(Data excerpts)
——————

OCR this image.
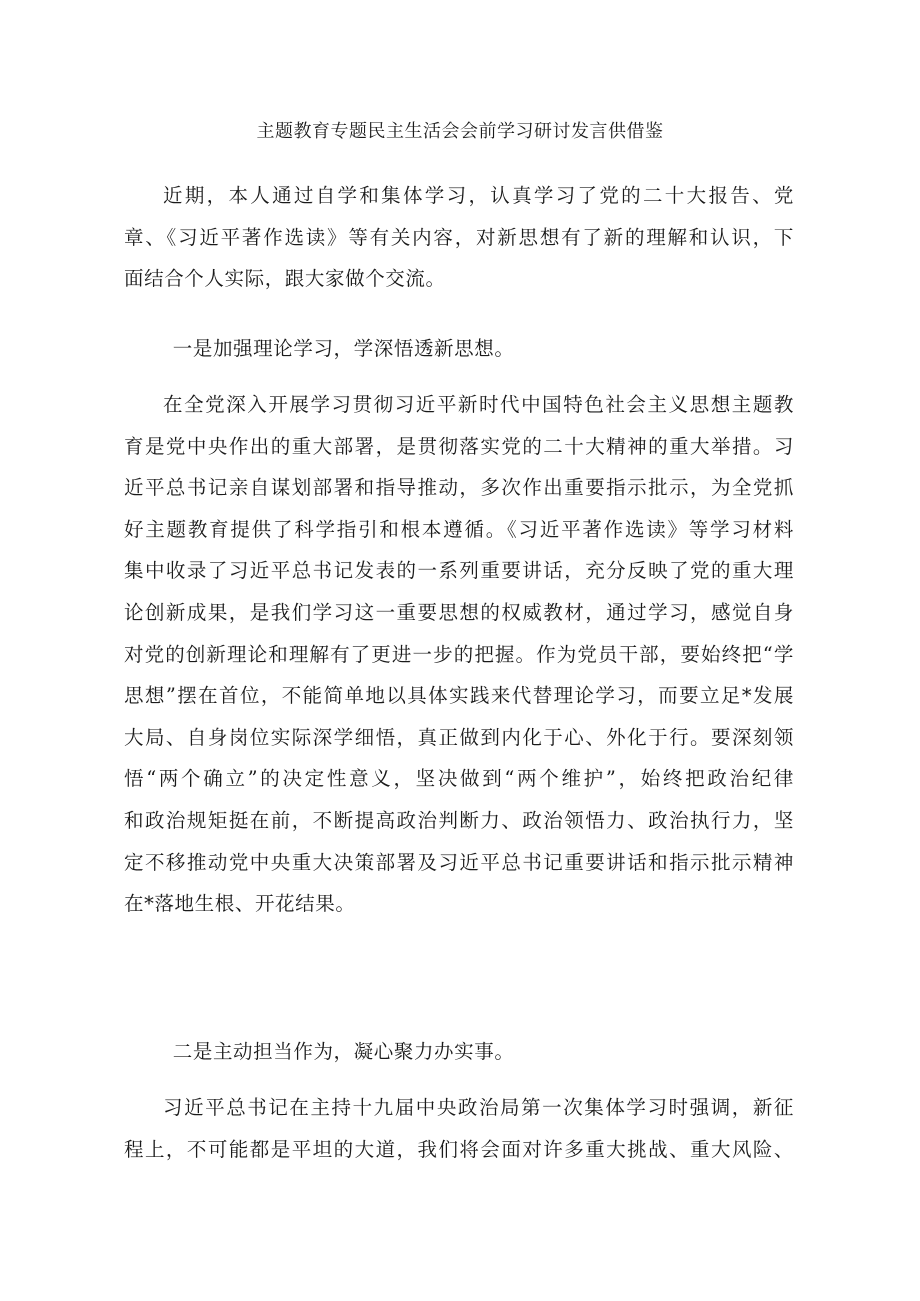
主题教育专题民主生活会会前学习研讨发言供借鉴
近期，本人通过自学和集体学习，认真学习了党的二十大报告、党
章、《习近平著作选读》等有关内容，对新思想有了新的理解和认识，下
面结合个人实际，跟大家做个交流。
一是加强理论学习，学深悟透新思想。
在全党深入开展学习贯彻习近平新时代中国特色社会主义思想主题教
育是党中央作出的重大部署，是贯彻落实党的二十大精神的重大举措。习
近平总书记亲自谋划部署和指导推动，多次作出重要指示批示，为全党抓
好主题教育提供了科学指引和根本遵循。《习近平著作选读》等学习材料
集中收录了习近平总书记发表的一系列重要讲话，充分反映了党的重大理
论创新成果，是我们学习这一重要思想的权威教材，通过学习，感觉自身
对党的创新理论和理解有了更进一步的把握。作为党员干部，要始终把“学
思想”摆在首位，不能简单地以具体实践来代替理论学习，而要立足*发展
大局、自身岗位实际深学细悟，真正做到内化于心、外化于行。要深刻领
悟“两个确立”的决定性意义，坚决做到“两个维护”，始终把政治纪律
和政治规矩挺在前，不断提高政治判断力、政治领悟力、政治执行力，坚
定不移推动党中央重大决策部署及习近平总书记重要讲话和指示批示精神
在*落地生根、开花结果。
二是主动担当作为，凝心聚力办实事。
习近平总书记在主持十九届中央政治局第一次集体学习时强调，新征
程上，不可能都是平坦的大道，我们将会面对许多重大挑战、重大风险、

——————

WHAT TO PRODUCE
Print each entry shown above with exact wording and no pictures.

THE ANSWER
OCR this image.
主题教育专题民主生活会会前学习研讨发言供借鉴
近期，本人通过自学和集体学习，认真学习了党的二十大报告、党
章、《习近平著作选读》等有关内容，对新思想有了新的理解和认识，下
面结合个人实际，跟大家做个交流。
一是加强理论学习，学深悟透新思想。
在全党深入开展学习贯彻习近平新时代中国特色社会主义思想主题教
育是党中央作出的重大部署，是贯彻落实党的二十大精神的重大举措。习
近平总书记亲自谋划部署和指导推动，多次作出重要指示批示，为全党抓
好主题教育提供了科学指引和根本遵循。《习近平著作选读》等学习材料
集中收录了习近平总书记发表的一系列重要讲话，充分反映了党的重大理
论创新成果，是我们学习这一重要思想的权威教材，通过学习，感觉自身
对党的创新理论和理解有了更进一步的把握。作为党员干部，要始终把“学
思想”摆在首位，不能简单地以具体实践来代替理论学习，而要立足*发展
大局、自身岗位实际深学细悟，真正做到内化于心、外化于行。要深刻领
悟“两个确立”的决定性意义，坚决做到“两个维护”，始终把政治纪律
和政治规矩挺在前，不断提高政治判断力、政治领悟力、政治执行力，坚
定不移推动党中央重大决策部署及习近平总书记重要讲话和指示批示精神
在*落地生根、开花结果。
二是主动担当作为，凝心聚力办实事。
习近平总书记在主持十九届中央政治局第一次集体学习时强调，新征
程上，不可能都是平坦的大道，我们将会面对许多重大挑战、重大风险、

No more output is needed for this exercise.